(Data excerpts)

---*---

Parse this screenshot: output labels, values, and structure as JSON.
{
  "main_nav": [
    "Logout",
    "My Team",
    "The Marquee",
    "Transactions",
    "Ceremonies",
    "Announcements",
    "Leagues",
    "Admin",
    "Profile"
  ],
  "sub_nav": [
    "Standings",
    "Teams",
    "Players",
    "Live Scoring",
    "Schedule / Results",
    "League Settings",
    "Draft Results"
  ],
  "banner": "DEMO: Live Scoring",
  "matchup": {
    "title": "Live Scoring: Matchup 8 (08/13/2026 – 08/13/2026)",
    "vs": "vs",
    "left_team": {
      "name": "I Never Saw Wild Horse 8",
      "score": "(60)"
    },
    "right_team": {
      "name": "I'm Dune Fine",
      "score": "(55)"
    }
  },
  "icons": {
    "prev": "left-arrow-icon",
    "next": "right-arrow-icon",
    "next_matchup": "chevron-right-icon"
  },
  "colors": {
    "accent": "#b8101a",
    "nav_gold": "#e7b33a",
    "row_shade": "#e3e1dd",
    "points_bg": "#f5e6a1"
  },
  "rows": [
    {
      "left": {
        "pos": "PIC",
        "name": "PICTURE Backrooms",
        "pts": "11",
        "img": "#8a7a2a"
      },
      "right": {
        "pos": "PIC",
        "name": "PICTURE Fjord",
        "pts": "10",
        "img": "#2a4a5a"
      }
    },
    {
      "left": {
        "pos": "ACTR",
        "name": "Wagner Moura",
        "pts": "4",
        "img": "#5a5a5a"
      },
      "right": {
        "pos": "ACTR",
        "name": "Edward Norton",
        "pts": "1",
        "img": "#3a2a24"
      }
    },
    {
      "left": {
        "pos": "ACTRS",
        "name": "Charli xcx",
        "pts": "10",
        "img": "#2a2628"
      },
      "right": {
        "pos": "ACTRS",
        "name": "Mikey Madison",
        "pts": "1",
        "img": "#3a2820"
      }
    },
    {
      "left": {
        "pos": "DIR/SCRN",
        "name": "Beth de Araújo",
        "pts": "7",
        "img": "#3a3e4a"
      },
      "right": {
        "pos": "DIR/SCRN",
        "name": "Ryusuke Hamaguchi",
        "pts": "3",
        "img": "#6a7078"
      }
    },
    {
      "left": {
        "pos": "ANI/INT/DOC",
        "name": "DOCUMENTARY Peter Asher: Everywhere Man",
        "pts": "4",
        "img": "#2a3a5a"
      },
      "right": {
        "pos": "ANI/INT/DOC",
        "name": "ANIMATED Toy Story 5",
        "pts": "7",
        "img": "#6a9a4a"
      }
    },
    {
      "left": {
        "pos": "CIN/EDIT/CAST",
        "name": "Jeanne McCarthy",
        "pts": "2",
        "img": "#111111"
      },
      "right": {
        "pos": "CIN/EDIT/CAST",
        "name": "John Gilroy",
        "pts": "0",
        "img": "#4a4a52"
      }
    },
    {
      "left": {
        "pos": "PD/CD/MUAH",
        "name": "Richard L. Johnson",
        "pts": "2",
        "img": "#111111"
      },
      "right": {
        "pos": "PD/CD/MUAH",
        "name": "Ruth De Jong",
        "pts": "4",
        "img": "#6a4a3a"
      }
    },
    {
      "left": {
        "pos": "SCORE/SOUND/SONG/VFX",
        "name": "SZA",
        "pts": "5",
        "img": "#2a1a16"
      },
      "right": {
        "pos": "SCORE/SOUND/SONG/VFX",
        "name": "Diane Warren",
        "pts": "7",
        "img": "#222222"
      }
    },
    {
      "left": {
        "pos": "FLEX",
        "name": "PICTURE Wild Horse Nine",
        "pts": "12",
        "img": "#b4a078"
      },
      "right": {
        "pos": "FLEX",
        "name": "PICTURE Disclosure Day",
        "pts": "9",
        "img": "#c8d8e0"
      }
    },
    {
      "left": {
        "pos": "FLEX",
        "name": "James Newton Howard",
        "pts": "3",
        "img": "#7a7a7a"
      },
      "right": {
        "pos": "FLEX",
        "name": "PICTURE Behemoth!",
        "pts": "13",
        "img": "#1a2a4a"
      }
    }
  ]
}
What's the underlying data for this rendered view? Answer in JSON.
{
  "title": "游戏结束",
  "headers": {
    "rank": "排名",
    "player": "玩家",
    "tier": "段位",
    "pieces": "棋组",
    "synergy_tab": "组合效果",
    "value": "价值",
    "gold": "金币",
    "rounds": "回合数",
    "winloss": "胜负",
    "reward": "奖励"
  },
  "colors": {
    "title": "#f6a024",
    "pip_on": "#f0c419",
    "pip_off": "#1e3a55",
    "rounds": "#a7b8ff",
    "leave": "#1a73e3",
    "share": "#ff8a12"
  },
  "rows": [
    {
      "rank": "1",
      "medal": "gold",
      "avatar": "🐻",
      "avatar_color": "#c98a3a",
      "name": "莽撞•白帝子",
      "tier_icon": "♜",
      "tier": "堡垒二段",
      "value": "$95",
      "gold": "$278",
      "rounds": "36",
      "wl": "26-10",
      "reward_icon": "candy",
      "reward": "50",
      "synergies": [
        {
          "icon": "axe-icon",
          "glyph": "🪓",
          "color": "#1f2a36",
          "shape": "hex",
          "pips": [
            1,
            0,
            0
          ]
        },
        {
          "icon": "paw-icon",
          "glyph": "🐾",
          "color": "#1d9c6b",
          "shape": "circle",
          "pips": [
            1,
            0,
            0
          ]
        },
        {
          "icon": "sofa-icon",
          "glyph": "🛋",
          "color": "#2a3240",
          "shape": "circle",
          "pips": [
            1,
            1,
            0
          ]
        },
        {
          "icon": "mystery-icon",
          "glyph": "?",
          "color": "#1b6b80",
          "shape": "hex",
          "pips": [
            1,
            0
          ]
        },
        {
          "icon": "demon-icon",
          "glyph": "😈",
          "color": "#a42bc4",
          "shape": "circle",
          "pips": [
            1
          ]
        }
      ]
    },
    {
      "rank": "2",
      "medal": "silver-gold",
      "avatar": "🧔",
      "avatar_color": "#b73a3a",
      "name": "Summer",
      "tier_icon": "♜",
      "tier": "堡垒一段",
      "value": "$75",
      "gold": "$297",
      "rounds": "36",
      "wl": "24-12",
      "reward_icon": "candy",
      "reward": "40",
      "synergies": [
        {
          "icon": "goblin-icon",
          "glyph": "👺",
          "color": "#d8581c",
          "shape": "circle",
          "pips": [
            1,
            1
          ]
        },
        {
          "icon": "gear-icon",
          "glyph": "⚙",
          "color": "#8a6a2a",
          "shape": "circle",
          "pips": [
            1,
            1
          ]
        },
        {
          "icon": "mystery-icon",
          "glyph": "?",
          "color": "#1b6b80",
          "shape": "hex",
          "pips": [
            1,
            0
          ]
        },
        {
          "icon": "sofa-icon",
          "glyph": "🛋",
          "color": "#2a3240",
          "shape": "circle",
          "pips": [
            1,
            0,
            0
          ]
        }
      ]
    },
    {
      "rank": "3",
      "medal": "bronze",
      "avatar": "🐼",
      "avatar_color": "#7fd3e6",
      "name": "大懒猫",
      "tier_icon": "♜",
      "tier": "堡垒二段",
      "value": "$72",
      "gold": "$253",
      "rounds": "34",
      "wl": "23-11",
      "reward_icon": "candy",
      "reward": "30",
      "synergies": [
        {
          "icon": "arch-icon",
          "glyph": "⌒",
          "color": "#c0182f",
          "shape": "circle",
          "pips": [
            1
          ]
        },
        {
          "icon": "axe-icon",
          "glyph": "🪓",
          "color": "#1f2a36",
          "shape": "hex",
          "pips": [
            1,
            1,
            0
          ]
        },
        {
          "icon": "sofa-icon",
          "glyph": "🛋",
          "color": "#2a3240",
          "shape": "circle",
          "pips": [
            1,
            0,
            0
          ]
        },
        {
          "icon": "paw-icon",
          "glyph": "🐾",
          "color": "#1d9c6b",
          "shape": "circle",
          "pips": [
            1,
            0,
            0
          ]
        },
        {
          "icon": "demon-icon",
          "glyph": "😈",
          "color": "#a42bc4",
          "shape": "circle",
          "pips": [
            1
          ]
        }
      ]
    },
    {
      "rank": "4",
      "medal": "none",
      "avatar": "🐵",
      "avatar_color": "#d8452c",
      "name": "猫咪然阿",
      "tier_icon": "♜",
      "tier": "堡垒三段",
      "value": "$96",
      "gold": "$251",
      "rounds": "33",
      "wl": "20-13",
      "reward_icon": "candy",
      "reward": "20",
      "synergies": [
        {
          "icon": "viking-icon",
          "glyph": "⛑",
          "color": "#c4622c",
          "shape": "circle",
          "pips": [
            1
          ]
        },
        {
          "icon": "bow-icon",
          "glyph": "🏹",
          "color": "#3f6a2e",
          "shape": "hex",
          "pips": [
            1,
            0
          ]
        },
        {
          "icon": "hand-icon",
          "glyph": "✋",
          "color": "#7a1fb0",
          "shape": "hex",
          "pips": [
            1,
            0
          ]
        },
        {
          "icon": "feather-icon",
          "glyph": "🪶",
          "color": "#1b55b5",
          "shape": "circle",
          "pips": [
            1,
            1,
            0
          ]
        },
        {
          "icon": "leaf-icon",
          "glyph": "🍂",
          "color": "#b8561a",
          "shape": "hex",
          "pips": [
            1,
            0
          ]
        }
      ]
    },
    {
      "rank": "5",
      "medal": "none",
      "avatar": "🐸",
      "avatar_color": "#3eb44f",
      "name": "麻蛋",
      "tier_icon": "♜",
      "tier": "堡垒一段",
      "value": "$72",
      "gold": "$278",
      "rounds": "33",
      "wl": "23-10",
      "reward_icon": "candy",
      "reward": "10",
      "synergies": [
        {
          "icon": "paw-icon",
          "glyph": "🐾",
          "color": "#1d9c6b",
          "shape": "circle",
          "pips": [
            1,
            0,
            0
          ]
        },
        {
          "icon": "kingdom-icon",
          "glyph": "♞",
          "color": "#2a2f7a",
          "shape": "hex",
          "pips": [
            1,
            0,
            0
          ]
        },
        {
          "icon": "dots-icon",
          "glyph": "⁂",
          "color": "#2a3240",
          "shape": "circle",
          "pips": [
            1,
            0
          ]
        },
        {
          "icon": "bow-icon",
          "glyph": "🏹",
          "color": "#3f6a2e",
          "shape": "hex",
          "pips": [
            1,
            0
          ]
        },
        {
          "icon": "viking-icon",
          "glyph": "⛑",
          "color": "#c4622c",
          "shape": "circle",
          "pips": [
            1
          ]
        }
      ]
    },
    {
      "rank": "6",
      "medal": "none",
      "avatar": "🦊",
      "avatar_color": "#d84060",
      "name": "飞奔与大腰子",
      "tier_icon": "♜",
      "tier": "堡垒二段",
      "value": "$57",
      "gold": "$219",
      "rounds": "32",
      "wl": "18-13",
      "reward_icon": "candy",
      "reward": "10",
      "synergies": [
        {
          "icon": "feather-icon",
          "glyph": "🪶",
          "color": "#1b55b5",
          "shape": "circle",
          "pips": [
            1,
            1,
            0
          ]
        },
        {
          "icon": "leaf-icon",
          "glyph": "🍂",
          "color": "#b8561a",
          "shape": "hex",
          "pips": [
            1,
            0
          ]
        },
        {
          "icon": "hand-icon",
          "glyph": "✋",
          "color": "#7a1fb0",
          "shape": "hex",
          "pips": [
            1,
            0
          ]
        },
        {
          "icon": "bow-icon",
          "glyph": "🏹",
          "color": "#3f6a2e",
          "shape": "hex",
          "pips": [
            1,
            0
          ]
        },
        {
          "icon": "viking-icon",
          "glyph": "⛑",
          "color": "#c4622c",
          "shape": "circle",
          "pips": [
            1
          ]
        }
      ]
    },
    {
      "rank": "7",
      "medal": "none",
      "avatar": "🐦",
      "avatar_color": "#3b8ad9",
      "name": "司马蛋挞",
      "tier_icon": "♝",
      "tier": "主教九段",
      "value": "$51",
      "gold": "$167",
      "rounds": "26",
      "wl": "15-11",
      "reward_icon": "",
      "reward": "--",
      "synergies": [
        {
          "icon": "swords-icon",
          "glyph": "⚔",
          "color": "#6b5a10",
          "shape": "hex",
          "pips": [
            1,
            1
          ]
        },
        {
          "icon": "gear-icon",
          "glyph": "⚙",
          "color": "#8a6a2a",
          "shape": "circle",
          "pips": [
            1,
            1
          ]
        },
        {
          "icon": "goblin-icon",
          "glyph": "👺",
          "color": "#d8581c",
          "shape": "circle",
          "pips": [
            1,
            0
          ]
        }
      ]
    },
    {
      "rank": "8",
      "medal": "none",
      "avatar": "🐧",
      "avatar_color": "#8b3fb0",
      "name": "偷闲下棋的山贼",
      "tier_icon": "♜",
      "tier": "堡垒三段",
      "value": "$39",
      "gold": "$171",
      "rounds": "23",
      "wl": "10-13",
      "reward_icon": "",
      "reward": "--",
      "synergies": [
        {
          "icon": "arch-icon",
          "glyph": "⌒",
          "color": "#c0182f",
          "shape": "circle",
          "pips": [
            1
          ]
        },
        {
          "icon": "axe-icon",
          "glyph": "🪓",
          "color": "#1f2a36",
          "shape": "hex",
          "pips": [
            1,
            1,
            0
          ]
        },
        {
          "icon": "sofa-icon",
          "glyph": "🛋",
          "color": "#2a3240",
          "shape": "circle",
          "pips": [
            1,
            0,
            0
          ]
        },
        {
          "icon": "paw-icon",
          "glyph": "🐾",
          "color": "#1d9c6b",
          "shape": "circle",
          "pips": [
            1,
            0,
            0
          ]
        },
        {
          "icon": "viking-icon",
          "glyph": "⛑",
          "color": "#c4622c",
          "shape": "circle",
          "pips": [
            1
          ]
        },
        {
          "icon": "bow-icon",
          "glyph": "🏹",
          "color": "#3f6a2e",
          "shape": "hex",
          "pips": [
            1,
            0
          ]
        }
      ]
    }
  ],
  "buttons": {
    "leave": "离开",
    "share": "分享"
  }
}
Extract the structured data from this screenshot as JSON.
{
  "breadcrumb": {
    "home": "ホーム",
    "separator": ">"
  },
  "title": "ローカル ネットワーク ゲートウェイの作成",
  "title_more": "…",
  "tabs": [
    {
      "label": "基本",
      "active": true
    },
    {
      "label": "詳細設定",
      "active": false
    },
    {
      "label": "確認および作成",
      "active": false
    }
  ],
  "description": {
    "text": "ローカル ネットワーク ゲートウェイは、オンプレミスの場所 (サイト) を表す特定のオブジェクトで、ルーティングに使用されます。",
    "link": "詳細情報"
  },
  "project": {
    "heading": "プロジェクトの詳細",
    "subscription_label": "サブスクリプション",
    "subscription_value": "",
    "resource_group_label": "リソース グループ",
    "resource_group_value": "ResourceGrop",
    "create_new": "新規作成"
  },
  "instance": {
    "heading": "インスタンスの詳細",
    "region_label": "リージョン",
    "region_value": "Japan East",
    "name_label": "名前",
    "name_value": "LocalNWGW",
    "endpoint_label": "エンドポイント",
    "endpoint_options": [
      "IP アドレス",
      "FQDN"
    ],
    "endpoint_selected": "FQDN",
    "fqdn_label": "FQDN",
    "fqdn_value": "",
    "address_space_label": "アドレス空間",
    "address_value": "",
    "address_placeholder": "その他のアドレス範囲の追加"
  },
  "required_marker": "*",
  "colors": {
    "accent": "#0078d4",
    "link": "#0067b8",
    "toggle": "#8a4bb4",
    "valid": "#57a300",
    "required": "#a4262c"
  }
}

---*---

» **TASK INSTRUCTIONS**
From the entries above, collect every line with the string "ローカル" in it.

» **PROBLEM SOLUTION**
  "title": "ローカル ネットワーク ゲートウェイの作成",
    "text": "ローカル ネットワーク ゲートウェイは、オンプレミスの場所 (サイト) を表す特定のオブジェクトで、ルーティングに使用されます。",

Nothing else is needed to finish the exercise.